Whenever a line contains the string "marker", copy it out of the entries.

**Dataset records on visual material:**
────────────────
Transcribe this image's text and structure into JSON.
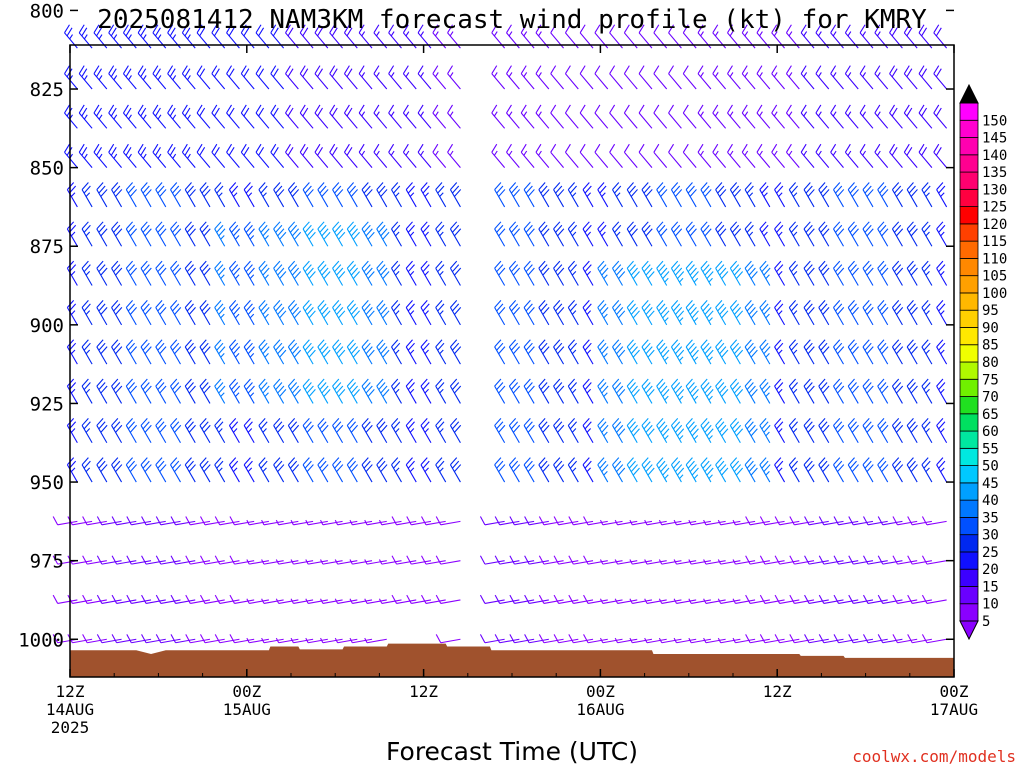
{
  "title": "2025081412 NAM3KM forecast wind profile (kt) for KMRY",
  "watermark": "coolwx.com/models",
  "chart_data": {
    "type": "wind_barb_profile",
    "title": "2025081412 NAM3KM forecast wind profile (kt) for KMRY",
    "xlabel": "Forecast Time (UTC)",
    "ylabel": "",
    "x_range_hours": [
      0,
      60
    ],
    "y_range_hpa": [
      811,
      1012
    ],
    "y_ticks": [
      800,
      825,
      850,
      875,
      900,
      925,
      950,
      975,
      1000
    ],
    "x_ticks": [
      {
        "hour": 0,
        "lines": [
          "12Z",
          "14AUG",
          "2025"
        ]
      },
      {
        "hour": 12,
        "lines": [
          "00Z",
          "15AUG"
        ]
      },
      {
        "hour": 24,
        "lines": [
          "12Z"
        ]
      },
      {
        "hour": 36,
        "lines": [
          "00Z",
          "16AUG"
        ]
      },
      {
        "hour": 48,
        "lines": [
          "12Z"
        ]
      },
      {
        "hour": 60,
        "lines": [
          "00Z",
          "17AUG"
        ]
      }
    ],
    "colorbar": {
      "levels": [
        5,
        10,
        15,
        20,
        25,
        30,
        35,
        40,
        45,
        50,
        55,
        60,
        65,
        70,
        75,
        80,
        85,
        90,
        95,
        100,
        105,
        110,
        115,
        120,
        125,
        130,
        135,
        140,
        145,
        150
      ],
      "colors": [
        "#8a00ff",
        "#6a00ff",
        "#3c00ff",
        "#1010ff",
        "#0028f0",
        "#0050ff",
        "#0078ff",
        "#00a0ff",
        "#00c8ff",
        "#00e8e0",
        "#00e8a0",
        "#00e060",
        "#20e020",
        "#70f000",
        "#b0f800",
        "#f0ff00",
        "#ffe800",
        "#ffd000",
        "#ffb800",
        "#ffa000",
        "#ff8800",
        "#ff6a00",
        "#ff4000",
        "#ff0000",
        "#ff0040",
        "#ff0070",
        "#ff0090",
        "#ff00b0",
        "#ff00d0",
        "#ff00ff"
      ],
      "over_color": "#000000",
      "under_color": "#8a00ff"
    },
    "terrain": {
      "color": "#a0522d",
      "surface_pressure_hpa": [
        {
          "hour": 0,
          "p": 1003.5
        },
        {
          "hour": 4.5,
          "p": 1003.5
        },
        {
          "hour": 5.5,
          "p": 1004.7
        },
        {
          "hour": 6.5,
          "p": 1003.5
        },
        {
          "hour": 13.5,
          "p": 1003.5
        },
        {
          "hour": 13.6,
          "p": 1002.3
        },
        {
          "hour": 15.5,
          "p": 1002.3
        },
        {
          "hour": 15.6,
          "p": 1003.2
        },
        {
          "hour": 18.5,
          "p": 1003.2
        },
        {
          "hour": 18.6,
          "p": 1002.3
        },
        {
          "hour": 21.5,
          "p": 1002.3
        },
        {
          "hour": 21.6,
          "p": 1001.4
        },
        {
          "hour": 25.5,
          "p": 1001.4
        },
        {
          "hour": 25.6,
          "p": 1002.3
        },
        {
          "hour": 28.5,
          "p": 1002.3
        },
        {
          "hour": 28.6,
          "p": 1003.5
        },
        {
          "hour": 39.5,
          "p": 1003.5
        },
        {
          "hour": 39.6,
          "p": 1004.7
        },
        {
          "hour": 49.5,
          "p": 1004.7
        },
        {
          "hour": 49.6,
          "p": 1005.3
        },
        {
          "hour": 52.5,
          "p": 1005.3
        },
        {
          "hour": 52.6,
          "p": 1005.9
        },
        {
          "hour": 60,
          "p": 1005.9
        }
      ]
    },
    "barb_grid": {
      "time_step_hours": 1,
      "pressure_levels": [
        812,
        825,
        837.5,
        850,
        862.5,
        875,
        887.5,
        900,
        912.5,
        925,
        937.5,
        950,
        962.5,
        975,
        987.5,
        1000
      ],
      "gap_hour": 28,
      "mid_level_wind": {
        "dir_deg": 330,
        "speed_kt_base": 22
      },
      "upper_level_wind": {
        "dir_deg": 320,
        "speed_kt_base": 18
      },
      "low_level_wind": {
        "dir_deg": 260,
        "speed_kt_base": 8
      }
    }
  }
}
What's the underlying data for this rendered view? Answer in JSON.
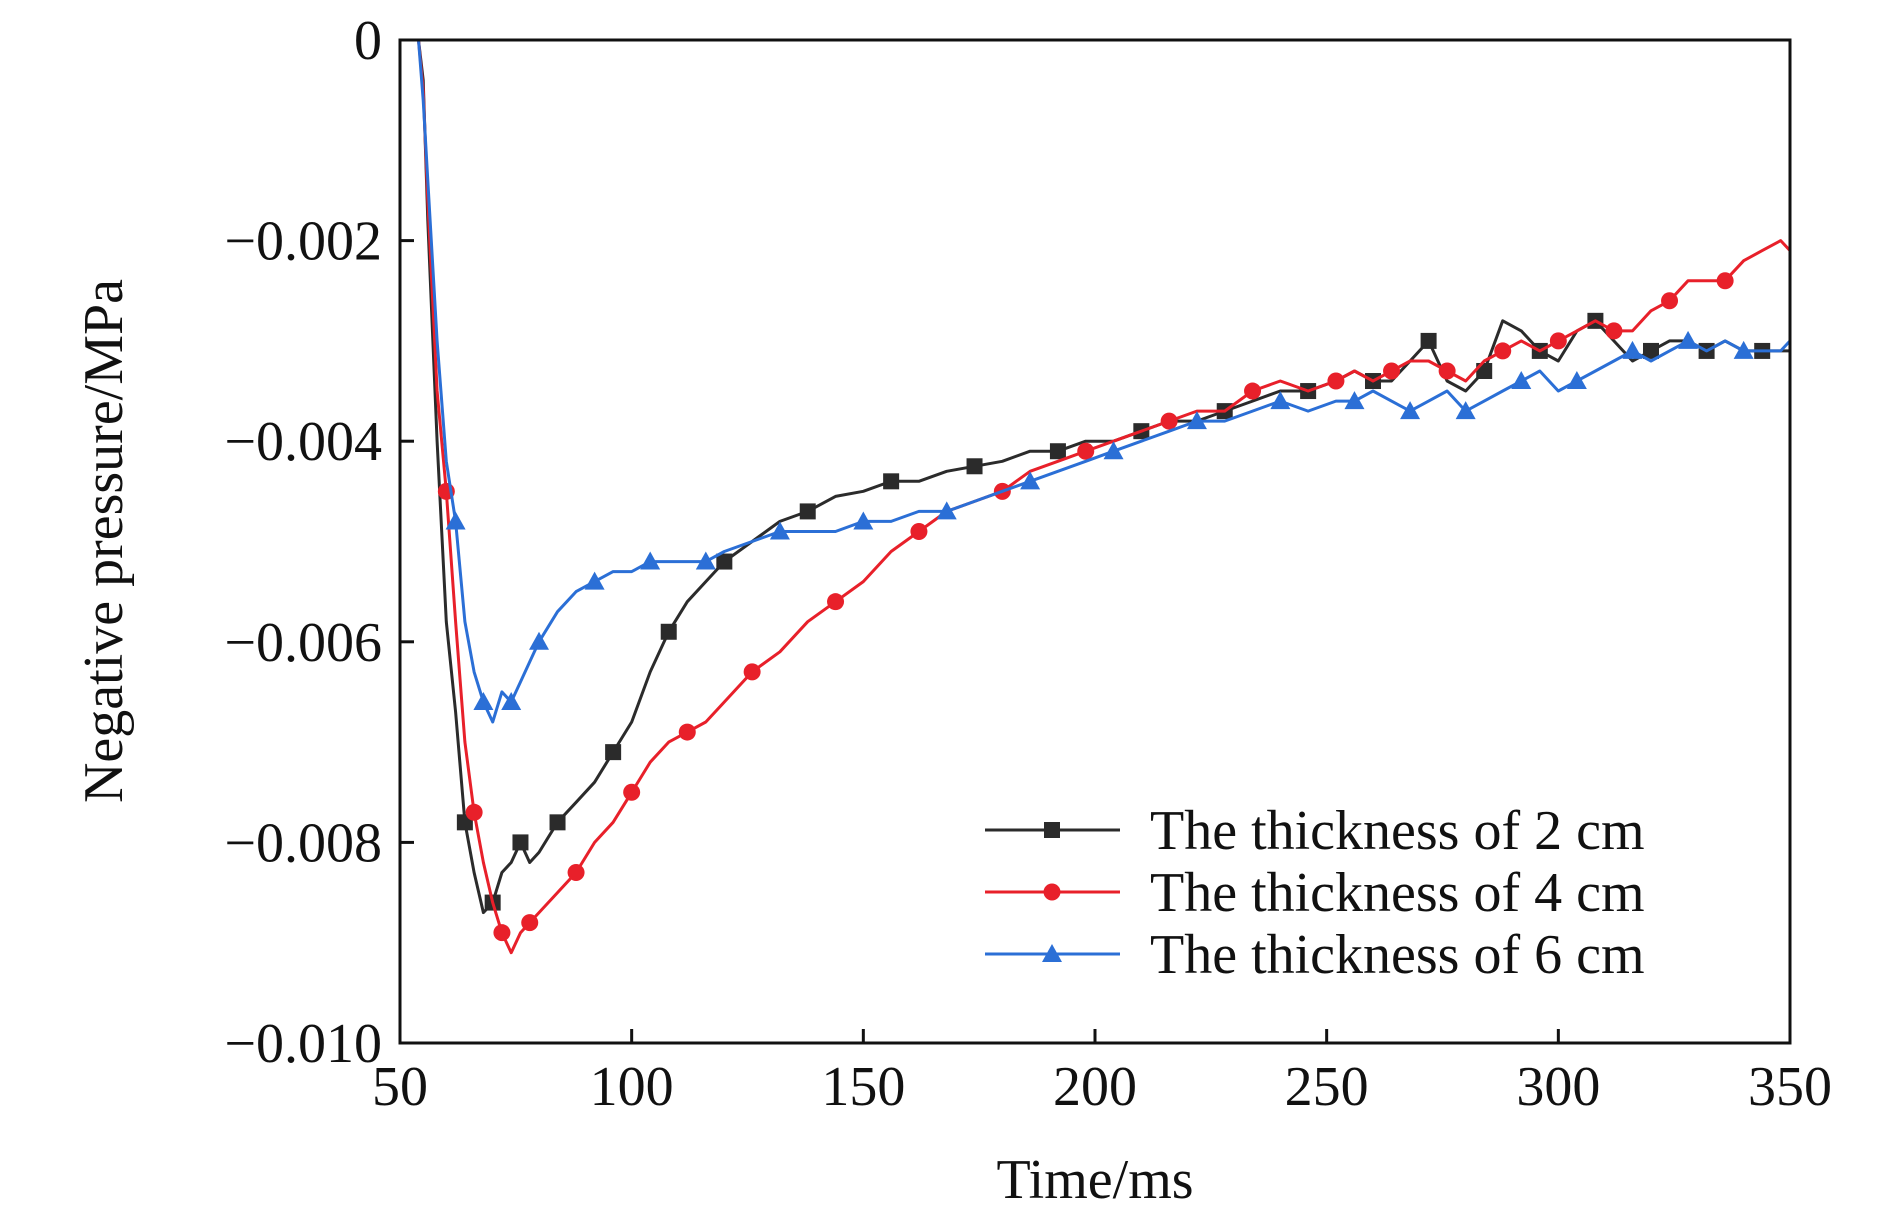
{
  "chart_data": {
    "type": "line",
    "title": "",
    "xlabel": "Time/ms",
    "ylabel": "Negative pressure/MPa",
    "xlim": [
      50,
      350
    ],
    "ylim": [
      -0.01,
      0
    ],
    "x_ticks": [
      50,
      100,
      150,
      200,
      250,
      300,
      350
    ],
    "x_tick_labels": [
      "50",
      "100",
      "150",
      "200",
      "250",
      "300",
      "350"
    ],
    "y_ticks": [
      0,
      -0.002,
      -0.004,
      -0.006,
      -0.008,
      -0.01
    ],
    "y_tick_labels": [
      "0",
      "−0.002",
      "−0.004",
      "−0.006",
      "−0.008",
      "−0.010"
    ],
    "grid": false,
    "legend_position": "bottom-right",
    "series": [
      {
        "name": "The thickness of 2 cm",
        "color": "#2b2b2b",
        "marker": "square",
        "x": [
          54,
          55,
          56,
          58,
          60,
          62,
          64,
          66,
          68,
          70,
          72,
          74,
          76,
          78,
          80,
          84,
          88,
          92,
          96,
          100,
          104,
          108,
          112,
          116,
          120,
          126,
          132,
          138,
          144,
          150,
          156,
          162,
          168,
          174,
          180,
          186,
          192,
          198,
          204,
          210,
          216,
          222,
          228,
          234,
          240,
          246,
          252,
          256,
          260,
          264,
          268,
          272,
          276,
          280,
          284,
          288,
          292,
          296,
          300,
          304,
          308,
          312,
          316,
          320,
          324,
          328,
          332,
          336,
          340,
          344,
          348,
          350
        ],
        "y": [
          0,
          -0.0004,
          -0.0018,
          -0.004,
          -0.0058,
          -0.0067,
          -0.0078,
          -0.0083,
          -0.0087,
          -0.0086,
          -0.0083,
          -0.0082,
          -0.008,
          -0.0082,
          -0.0081,
          -0.0078,
          -0.0076,
          -0.0074,
          -0.0071,
          -0.0068,
          -0.0063,
          -0.0059,
          -0.0056,
          -0.0054,
          -0.0052,
          -0.005,
          -0.0048,
          -0.0047,
          -0.00455,
          -0.0045,
          -0.0044,
          -0.0044,
          -0.0043,
          -0.00425,
          -0.0042,
          -0.0041,
          -0.0041,
          -0.004,
          -0.004,
          -0.0039,
          -0.0038,
          -0.0038,
          -0.0037,
          -0.0036,
          -0.0035,
          -0.0035,
          -0.0034,
          -0.0033,
          -0.0034,
          -0.0034,
          -0.0032,
          -0.003,
          -0.0034,
          -0.0035,
          -0.0033,
          -0.0028,
          -0.0029,
          -0.0031,
          -0.0032,
          -0.0029,
          -0.0028,
          -0.003,
          -0.0032,
          -0.0031,
          -0.003,
          -0.003,
          -0.0031,
          -0.003,
          -0.0031,
          -0.0031,
          -0.0031,
          -0.0031
        ]
      },
      {
        "name": "The thickness of 4 cm",
        "color": "#e8202a",
        "marker": "circle",
        "x": [
          54,
          55,
          56,
          58,
          60,
          62,
          64,
          66,
          68,
          70,
          72,
          74,
          76,
          78,
          80,
          84,
          88,
          92,
          96,
          100,
          104,
          108,
          112,
          116,
          120,
          126,
          132,
          138,
          144,
          150,
          156,
          162,
          168,
          174,
          180,
          186,
          192,
          198,
          204,
          210,
          216,
          222,
          228,
          234,
          240,
          246,
          252,
          256,
          260,
          264,
          268,
          272,
          276,
          280,
          284,
          288,
          292,
          296,
          300,
          304,
          308,
          312,
          316,
          320,
          324,
          328,
          332,
          336,
          340,
          344,
          348,
          350
        ],
        "y": [
          0,
          -0.0005,
          -0.0016,
          -0.0035,
          -0.0045,
          -0.0058,
          -0.007,
          -0.0077,
          -0.0082,
          -0.0086,
          -0.0089,
          -0.0091,
          -0.0089,
          -0.0088,
          -0.0087,
          -0.0085,
          -0.0083,
          -0.008,
          -0.0078,
          -0.0075,
          -0.0072,
          -0.007,
          -0.0069,
          -0.0068,
          -0.0066,
          -0.0063,
          -0.0061,
          -0.0058,
          -0.0056,
          -0.0054,
          -0.0051,
          -0.0049,
          -0.0047,
          -0.0046,
          -0.0045,
          -0.0043,
          -0.0042,
          -0.0041,
          -0.004,
          -0.0039,
          -0.0038,
          -0.0037,
          -0.0037,
          -0.0035,
          -0.0034,
          -0.0035,
          -0.0034,
          -0.0033,
          -0.0034,
          -0.0033,
          -0.0032,
          -0.0032,
          -0.0033,
          -0.0034,
          -0.0032,
          -0.0031,
          -0.003,
          -0.0031,
          -0.003,
          -0.0029,
          -0.0028,
          -0.0029,
          -0.0029,
          -0.0027,
          -0.0026,
          -0.0024,
          -0.0024,
          -0.0024,
          -0.0022,
          -0.0021,
          -0.002,
          -0.0021
        ]
      },
      {
        "name": "The thickness of 6 cm",
        "color": "#2b6fd6",
        "marker": "triangle",
        "x": [
          54,
          55,
          56,
          58,
          60,
          62,
          64,
          66,
          68,
          70,
          72,
          74,
          76,
          78,
          80,
          84,
          88,
          92,
          96,
          100,
          104,
          108,
          112,
          116,
          120,
          126,
          132,
          138,
          144,
          150,
          156,
          162,
          168,
          174,
          180,
          186,
          192,
          198,
          204,
          210,
          216,
          222,
          228,
          234,
          240,
          246,
          252,
          256,
          260,
          264,
          268,
          272,
          276,
          280,
          284,
          288,
          292,
          296,
          300,
          304,
          308,
          312,
          316,
          320,
          324,
          328,
          332,
          336,
          340,
          344,
          348,
          350
        ],
        "y": [
          0,
          -0.0006,
          -0.0014,
          -0.003,
          -0.0042,
          -0.0048,
          -0.0058,
          -0.0063,
          -0.0066,
          -0.0068,
          -0.0065,
          -0.0066,
          -0.0064,
          -0.0062,
          -0.006,
          -0.0057,
          -0.0055,
          -0.0054,
          -0.0053,
          -0.0053,
          -0.0052,
          -0.0052,
          -0.0052,
          -0.0052,
          -0.0051,
          -0.005,
          -0.0049,
          -0.0049,
          -0.0049,
          -0.0048,
          -0.0048,
          -0.0047,
          -0.0047,
          -0.0046,
          -0.0045,
          -0.0044,
          -0.0043,
          -0.0042,
          -0.0041,
          -0.004,
          -0.0039,
          -0.0038,
          -0.0038,
          -0.0037,
          -0.0036,
          -0.0037,
          -0.0036,
          -0.0036,
          -0.0035,
          -0.0036,
          -0.0037,
          -0.0036,
          -0.0035,
          -0.0037,
          -0.0036,
          -0.0035,
          -0.0034,
          -0.0033,
          -0.0035,
          -0.0034,
          -0.0033,
          -0.0032,
          -0.0031,
          -0.0032,
          -0.0031,
          -0.003,
          -0.0031,
          -0.003,
          -0.0031,
          -0.0031,
          -0.0031,
          -0.003
        ]
      }
    ]
  }
}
────────────────
**Answer:**
        "marker": "square",
        "marker": "circle",
        "marker": "triangle",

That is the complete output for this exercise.